**Records**
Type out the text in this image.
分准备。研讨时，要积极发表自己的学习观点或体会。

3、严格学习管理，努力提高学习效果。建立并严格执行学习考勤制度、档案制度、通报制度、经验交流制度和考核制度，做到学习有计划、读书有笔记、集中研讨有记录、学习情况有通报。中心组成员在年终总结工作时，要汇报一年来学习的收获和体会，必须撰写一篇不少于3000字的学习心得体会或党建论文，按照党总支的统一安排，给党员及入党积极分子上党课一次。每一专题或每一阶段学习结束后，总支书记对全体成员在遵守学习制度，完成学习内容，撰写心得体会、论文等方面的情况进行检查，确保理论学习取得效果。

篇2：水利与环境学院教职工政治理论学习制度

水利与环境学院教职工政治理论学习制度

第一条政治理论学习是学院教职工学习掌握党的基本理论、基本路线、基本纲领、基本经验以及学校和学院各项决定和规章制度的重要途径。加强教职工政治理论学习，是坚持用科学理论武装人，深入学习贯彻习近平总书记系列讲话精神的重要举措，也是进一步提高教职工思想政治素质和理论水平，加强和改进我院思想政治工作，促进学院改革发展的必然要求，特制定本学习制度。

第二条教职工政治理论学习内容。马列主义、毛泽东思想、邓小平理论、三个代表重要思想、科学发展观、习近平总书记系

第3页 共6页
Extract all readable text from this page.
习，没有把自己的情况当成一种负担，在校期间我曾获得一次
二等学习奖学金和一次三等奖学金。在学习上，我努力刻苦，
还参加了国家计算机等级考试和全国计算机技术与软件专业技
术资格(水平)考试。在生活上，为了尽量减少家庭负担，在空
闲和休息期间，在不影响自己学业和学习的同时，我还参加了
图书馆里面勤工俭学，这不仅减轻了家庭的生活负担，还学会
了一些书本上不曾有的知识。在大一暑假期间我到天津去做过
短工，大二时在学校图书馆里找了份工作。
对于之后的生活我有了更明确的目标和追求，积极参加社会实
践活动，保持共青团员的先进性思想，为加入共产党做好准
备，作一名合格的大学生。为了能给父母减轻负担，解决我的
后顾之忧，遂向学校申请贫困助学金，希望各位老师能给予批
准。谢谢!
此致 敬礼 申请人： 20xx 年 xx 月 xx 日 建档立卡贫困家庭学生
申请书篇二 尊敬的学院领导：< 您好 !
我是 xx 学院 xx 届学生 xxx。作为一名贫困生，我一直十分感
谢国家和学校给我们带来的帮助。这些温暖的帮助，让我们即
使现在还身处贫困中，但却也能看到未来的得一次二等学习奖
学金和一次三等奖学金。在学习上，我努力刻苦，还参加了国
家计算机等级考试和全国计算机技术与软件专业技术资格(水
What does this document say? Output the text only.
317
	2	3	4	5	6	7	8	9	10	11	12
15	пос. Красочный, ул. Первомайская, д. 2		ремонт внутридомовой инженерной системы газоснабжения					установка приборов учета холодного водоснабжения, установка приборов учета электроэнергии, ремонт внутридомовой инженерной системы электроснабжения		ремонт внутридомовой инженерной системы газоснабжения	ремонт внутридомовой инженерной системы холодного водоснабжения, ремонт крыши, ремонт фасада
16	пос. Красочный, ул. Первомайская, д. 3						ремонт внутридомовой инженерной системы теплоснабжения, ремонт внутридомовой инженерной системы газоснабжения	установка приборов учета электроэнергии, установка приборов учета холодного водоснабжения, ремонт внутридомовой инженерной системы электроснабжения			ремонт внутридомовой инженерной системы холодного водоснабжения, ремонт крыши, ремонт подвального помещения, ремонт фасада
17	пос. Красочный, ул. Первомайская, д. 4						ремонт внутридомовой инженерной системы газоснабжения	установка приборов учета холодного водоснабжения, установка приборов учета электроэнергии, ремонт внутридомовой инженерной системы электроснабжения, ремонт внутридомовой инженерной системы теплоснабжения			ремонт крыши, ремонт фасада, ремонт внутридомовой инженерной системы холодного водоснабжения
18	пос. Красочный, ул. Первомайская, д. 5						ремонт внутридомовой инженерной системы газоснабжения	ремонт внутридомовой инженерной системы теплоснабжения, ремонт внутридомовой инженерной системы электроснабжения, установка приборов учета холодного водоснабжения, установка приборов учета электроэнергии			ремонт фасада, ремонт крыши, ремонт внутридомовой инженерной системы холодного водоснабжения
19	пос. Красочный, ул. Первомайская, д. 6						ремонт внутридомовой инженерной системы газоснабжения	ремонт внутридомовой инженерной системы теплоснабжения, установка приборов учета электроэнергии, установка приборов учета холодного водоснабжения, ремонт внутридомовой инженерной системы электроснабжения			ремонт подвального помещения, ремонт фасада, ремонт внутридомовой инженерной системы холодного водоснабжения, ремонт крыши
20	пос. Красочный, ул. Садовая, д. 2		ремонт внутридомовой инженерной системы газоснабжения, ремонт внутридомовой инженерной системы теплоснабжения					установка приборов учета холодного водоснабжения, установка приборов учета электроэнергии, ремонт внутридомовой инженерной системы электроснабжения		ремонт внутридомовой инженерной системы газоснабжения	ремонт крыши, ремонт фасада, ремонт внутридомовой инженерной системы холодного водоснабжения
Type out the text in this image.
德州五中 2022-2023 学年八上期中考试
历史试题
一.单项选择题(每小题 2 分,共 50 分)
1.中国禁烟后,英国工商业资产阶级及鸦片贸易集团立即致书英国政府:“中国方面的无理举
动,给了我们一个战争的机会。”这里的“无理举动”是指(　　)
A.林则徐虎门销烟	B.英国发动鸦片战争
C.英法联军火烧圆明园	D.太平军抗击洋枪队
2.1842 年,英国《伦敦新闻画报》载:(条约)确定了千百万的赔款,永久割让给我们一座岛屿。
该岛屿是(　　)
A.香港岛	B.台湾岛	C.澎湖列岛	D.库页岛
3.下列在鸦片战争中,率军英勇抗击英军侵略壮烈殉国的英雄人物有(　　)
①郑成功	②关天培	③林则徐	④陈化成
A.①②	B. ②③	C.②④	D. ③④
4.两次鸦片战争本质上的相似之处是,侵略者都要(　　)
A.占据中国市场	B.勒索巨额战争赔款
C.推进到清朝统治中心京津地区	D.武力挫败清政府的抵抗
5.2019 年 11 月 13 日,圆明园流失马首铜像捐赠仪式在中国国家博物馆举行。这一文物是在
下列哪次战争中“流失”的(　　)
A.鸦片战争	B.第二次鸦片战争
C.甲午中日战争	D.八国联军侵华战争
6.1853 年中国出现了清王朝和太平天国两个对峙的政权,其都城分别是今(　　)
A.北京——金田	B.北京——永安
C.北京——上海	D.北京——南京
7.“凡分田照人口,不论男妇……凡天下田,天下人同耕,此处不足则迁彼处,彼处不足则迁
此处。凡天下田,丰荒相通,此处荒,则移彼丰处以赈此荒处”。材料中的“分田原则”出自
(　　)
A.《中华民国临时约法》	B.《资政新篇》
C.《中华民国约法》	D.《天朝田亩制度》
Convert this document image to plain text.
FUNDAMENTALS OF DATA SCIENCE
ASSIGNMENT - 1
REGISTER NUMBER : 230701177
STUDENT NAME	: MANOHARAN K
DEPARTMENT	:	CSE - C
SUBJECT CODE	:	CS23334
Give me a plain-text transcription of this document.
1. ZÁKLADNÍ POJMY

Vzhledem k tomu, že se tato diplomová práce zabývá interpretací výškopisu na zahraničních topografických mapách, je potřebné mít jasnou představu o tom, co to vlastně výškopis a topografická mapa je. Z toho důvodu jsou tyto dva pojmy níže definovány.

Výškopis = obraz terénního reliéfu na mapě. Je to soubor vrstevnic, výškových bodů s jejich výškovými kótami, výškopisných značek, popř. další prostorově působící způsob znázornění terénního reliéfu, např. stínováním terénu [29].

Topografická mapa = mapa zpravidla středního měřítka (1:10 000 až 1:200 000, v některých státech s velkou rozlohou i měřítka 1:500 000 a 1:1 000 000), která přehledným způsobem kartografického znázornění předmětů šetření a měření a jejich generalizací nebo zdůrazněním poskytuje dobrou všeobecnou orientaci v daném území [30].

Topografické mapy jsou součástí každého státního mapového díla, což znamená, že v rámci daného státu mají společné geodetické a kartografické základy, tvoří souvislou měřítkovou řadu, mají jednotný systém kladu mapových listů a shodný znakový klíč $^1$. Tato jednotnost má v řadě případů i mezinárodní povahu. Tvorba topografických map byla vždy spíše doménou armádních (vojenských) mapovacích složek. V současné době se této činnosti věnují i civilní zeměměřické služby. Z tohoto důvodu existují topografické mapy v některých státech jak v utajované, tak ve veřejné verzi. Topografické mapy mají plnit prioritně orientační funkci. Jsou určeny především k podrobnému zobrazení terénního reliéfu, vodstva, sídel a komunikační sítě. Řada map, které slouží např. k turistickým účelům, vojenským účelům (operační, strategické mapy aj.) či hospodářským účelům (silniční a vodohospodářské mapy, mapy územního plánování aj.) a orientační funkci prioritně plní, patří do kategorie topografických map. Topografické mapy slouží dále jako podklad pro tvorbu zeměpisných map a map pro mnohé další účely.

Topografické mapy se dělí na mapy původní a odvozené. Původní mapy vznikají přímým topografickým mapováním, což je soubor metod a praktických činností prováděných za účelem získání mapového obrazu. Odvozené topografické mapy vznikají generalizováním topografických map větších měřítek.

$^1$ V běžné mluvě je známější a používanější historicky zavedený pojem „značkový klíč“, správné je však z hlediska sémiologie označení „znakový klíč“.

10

**Given exercise**
Reply with one number: the count of lines in the entries that include the word "soubor".

**Task answer**
2